TO DO
Locate the line that contains "What does this". Reproduce it and all following lines up to the end of the material, exactly and with nothing added.

DATASET ENTRIES
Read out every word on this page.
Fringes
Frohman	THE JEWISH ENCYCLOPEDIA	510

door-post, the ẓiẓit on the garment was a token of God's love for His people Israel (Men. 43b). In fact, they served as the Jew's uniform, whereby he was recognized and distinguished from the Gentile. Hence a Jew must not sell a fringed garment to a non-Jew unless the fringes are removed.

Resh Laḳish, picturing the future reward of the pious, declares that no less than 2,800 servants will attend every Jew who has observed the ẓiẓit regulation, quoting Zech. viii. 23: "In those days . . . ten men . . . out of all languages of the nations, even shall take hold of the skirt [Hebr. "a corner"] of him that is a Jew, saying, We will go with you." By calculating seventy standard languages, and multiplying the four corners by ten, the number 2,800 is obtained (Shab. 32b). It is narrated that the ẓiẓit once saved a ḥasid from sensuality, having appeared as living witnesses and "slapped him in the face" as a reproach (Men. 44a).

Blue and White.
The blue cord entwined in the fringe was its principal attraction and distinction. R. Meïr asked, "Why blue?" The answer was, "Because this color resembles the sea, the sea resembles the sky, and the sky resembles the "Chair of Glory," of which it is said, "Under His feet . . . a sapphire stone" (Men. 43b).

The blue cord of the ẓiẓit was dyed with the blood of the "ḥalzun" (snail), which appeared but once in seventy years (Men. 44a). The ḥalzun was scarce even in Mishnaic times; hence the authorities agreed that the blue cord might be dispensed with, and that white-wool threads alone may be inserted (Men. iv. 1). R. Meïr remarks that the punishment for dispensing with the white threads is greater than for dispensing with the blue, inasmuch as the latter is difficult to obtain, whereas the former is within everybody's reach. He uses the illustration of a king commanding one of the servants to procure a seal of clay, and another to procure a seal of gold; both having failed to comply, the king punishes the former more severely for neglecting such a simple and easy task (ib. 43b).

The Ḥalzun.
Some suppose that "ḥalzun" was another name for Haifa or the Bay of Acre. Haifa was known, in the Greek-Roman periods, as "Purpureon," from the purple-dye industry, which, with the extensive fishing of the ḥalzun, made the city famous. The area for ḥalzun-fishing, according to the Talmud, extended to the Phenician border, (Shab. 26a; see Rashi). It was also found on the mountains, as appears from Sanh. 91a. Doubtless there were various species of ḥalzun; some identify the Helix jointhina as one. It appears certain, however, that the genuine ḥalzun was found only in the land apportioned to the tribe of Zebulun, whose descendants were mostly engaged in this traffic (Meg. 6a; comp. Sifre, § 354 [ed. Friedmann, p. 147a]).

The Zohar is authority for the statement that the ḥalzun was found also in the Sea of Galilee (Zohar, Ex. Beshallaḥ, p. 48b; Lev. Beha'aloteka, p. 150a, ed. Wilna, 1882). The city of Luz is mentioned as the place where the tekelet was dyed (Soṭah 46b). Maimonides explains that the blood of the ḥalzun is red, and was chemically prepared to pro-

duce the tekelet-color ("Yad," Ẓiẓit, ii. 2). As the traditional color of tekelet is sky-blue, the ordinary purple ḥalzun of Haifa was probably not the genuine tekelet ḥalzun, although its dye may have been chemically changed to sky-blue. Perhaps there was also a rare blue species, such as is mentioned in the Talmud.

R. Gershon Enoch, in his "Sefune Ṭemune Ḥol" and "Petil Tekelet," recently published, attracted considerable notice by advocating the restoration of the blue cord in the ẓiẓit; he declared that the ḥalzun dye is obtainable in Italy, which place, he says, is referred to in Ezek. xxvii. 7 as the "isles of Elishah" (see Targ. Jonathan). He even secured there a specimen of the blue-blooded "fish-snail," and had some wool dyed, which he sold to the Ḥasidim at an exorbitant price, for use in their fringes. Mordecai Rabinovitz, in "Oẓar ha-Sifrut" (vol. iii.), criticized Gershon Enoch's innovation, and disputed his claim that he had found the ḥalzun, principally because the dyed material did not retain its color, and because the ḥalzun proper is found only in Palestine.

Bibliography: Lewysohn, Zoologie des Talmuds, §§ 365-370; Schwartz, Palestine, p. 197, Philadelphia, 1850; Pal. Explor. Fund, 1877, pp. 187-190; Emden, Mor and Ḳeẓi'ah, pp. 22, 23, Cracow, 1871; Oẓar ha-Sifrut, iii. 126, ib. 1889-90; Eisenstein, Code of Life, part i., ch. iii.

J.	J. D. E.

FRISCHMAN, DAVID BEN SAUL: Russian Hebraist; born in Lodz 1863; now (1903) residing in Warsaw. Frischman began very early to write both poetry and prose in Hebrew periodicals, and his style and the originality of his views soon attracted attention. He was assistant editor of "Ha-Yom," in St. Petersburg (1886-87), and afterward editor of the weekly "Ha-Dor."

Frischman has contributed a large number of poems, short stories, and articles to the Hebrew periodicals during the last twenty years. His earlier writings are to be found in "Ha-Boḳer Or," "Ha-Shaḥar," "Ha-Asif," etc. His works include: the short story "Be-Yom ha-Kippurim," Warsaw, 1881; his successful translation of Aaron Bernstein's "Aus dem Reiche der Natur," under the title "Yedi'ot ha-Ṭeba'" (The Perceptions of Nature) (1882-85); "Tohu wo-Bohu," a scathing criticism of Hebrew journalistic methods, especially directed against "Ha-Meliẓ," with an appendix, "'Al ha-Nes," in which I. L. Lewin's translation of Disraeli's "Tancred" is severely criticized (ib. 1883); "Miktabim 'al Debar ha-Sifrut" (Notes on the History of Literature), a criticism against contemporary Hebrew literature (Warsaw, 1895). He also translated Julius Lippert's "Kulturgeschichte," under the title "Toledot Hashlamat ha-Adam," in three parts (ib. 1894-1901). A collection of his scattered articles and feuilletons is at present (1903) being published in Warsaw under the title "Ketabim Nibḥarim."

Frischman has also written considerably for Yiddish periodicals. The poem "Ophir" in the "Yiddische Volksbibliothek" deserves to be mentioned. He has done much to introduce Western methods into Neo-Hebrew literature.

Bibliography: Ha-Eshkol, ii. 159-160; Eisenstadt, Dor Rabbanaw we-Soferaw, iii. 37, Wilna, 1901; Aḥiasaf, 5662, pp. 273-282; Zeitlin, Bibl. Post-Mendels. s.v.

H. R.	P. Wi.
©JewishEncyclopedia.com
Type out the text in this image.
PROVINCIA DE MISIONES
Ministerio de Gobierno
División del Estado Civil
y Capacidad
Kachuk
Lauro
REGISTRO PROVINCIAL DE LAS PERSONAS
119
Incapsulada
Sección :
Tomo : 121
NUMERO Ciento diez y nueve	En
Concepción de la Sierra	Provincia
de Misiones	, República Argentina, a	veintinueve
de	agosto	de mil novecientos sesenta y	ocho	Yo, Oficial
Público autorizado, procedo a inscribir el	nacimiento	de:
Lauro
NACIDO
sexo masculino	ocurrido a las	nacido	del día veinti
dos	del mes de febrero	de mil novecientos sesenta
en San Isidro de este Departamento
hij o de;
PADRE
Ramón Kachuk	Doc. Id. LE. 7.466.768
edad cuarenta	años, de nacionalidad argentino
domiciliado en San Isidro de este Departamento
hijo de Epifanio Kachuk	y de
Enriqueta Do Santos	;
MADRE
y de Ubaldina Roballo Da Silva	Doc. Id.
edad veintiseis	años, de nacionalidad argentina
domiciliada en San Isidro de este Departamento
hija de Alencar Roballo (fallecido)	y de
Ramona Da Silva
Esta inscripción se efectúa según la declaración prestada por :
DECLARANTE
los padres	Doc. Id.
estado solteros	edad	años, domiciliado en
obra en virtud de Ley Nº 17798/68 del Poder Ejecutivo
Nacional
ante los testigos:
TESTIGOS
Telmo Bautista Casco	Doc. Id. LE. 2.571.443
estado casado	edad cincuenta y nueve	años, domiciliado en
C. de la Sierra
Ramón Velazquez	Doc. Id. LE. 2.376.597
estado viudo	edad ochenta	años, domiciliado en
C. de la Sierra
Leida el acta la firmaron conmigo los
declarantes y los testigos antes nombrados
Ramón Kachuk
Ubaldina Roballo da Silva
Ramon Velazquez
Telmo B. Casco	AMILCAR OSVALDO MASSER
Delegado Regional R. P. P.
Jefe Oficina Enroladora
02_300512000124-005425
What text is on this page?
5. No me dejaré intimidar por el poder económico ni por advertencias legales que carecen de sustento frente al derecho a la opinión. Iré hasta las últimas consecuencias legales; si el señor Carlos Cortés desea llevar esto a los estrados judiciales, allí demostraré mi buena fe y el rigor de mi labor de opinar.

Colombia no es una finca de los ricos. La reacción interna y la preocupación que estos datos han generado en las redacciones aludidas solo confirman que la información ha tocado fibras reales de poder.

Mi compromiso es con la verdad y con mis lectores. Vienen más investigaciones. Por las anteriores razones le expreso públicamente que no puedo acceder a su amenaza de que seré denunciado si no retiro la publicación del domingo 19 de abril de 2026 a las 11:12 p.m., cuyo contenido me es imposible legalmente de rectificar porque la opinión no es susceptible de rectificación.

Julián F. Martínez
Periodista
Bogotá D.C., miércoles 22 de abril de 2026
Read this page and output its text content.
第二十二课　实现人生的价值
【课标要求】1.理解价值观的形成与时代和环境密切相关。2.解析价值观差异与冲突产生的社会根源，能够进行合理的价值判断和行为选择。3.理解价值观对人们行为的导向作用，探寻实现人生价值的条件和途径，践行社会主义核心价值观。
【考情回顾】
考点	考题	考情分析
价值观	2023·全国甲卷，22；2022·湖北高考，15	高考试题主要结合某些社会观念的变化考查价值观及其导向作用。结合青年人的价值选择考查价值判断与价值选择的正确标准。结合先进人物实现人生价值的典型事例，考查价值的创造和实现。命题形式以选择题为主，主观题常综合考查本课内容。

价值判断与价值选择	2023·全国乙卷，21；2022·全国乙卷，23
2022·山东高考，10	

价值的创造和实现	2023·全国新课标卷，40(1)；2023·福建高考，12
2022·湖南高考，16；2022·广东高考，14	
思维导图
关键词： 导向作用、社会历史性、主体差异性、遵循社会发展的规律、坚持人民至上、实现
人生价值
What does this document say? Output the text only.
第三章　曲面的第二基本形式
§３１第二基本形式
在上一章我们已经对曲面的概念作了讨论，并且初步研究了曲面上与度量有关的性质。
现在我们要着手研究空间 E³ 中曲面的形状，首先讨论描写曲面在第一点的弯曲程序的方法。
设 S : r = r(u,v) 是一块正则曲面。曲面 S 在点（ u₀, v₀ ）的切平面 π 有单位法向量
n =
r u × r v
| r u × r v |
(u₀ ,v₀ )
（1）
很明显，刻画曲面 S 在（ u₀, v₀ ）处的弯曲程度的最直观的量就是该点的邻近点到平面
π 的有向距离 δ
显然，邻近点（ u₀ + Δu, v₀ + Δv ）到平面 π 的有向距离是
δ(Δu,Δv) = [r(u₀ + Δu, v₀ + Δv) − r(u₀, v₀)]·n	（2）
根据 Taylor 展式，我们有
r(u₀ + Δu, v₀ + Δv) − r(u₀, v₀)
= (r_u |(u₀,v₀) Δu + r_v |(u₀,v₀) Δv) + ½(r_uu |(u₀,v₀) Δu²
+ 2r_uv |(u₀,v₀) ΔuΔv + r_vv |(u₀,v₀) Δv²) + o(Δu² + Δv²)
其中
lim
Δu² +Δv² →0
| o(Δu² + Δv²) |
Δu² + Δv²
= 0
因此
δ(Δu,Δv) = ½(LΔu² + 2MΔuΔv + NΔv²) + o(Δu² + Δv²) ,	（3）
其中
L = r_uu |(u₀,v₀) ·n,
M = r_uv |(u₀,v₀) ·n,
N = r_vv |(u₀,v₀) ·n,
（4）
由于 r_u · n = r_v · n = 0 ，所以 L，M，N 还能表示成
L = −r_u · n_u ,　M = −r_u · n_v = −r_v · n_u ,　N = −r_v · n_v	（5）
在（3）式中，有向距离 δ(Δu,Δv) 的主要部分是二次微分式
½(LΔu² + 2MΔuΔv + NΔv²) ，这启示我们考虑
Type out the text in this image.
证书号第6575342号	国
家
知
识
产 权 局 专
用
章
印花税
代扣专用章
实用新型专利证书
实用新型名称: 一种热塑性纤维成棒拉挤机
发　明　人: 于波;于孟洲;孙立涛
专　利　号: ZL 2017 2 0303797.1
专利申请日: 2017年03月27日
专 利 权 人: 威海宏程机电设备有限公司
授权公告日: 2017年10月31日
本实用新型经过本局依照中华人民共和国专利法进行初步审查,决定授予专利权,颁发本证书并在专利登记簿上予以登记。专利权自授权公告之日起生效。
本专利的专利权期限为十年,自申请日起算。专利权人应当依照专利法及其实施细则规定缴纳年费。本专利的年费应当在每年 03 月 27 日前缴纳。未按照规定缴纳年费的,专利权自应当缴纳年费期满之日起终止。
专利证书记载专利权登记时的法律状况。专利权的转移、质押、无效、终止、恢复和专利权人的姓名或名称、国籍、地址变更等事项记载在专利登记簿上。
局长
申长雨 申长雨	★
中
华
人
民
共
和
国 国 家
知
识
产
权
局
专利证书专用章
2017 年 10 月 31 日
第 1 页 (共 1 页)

FULL ANSWER
What does this document say? Output the text only.
第三章　曲面的第二基本形式
§３１第二基本形式
在上一章我们已经对曲面的概念作了讨论，并且初步研究了曲面上与度量有关的性质。
现在我们要着手研究空间 E³ 中曲面的形状，首先讨论描写曲面在第一点的弯曲程序的方法。
设 S : r = r(u,v) 是一块正则曲面。曲面 S 在点（ u₀, v₀ ）的切平面 π 有单位法向量
n =
r u × r v
| r u × r v |
(u₀ ,v₀ )
（1）
很明显，刻画曲面 S 在（ u₀, v₀ ）处的弯曲程度的最直观的量就是该点的邻近点到平面
π 的有向距离 δ
显然，邻近点（ u₀ + Δu, v₀ + Δv ）到平面 π 的有向距离是
δ(Δu,Δv) = [r(u₀ + Δu, v₀ + Δv) − r(u₀, v₀)]·n	（2）
根据 Taylor 展式，我们有
r(u₀ + Δu, v₀ + Δv) − r(u₀, v₀)
= (r_u |(u₀,v₀) Δu + r_v |(u₀,v₀) Δv) + ½(r_uu |(u₀,v₀) Δu²
+ 2r_uv |(u₀,v₀) ΔuΔv + r_vv |(u₀,v₀) Δv²) + o(Δu² + Δv²)
其中
lim
Δu² +Δv² →0
| o(Δu² + Δv²) |
Δu² + Δv²
= 0
因此
δ(Δu,Δv) = ½(LΔu² + 2MΔuΔv + NΔv²) + o(Δu² + Δv²) ,	（3）
其中
L = r_uu |(u₀,v₀) ·n,
M = r_uv |(u₀,v₀) ·n,
N = r_vv |(u₀,v₀) ·n,
（4）
由于 r_u · n = r_v · n = 0 ，所以 L，M，N 还能表示成
L = −r_u · n_u ,　M = −r_u · n_v = −r_v · n_u ,　N = −r_v · n_v	（5）
在（3）式中，有向距离 δ(Δu,Δv) 的主要部分是二次微分式
½(LΔu² + 2MΔuΔv + NΔv²) ，这启示我们考虑
Type out the text in this image.
证书号第6575342号	国
家
知
识
产 权 局 专
用
章
印花税
代扣专用章
实用新型专利证书
实用新型名称: 一种热塑性纤维成棒拉挤机
发　明　人: 于波;于孟洲;孙立涛
专　利　号: ZL 2017 2 0303797.1
专利申请日: 2017年03月27日
专 利 权 人: 威海宏程机电设备有限公司
授权公告日: 2017年10月31日
本实用新型经过本局依照中华人民共和国专利法进行初步审查,决定授予专利权,颁发本证书并在专利登记簿上予以登记。专利权自授权公告之日起生效。
本专利的专利权期限为十年,自申请日起算。专利权人应当依照专利法及其实施细则规定缴纳年费。本专利的年费应当在每年 03 月 27 日前缴纳。未按照规定缴纳年费的,专利权自应当缴纳年费期满之日起终止。
专利证书记载专利权登记时的法律状况。专利权的转移、质押、无效、终止、恢复和专利权人的姓名或名称、国籍、地址变更等事项记载在专利登记簿上。
局长
申长雨 申长雨	★
中
华
人
民
共
和
国 国 家
知
识
产
权
局
专利证书专用章
2017 年 10 月 31 日
第 1 页 (共 1 页)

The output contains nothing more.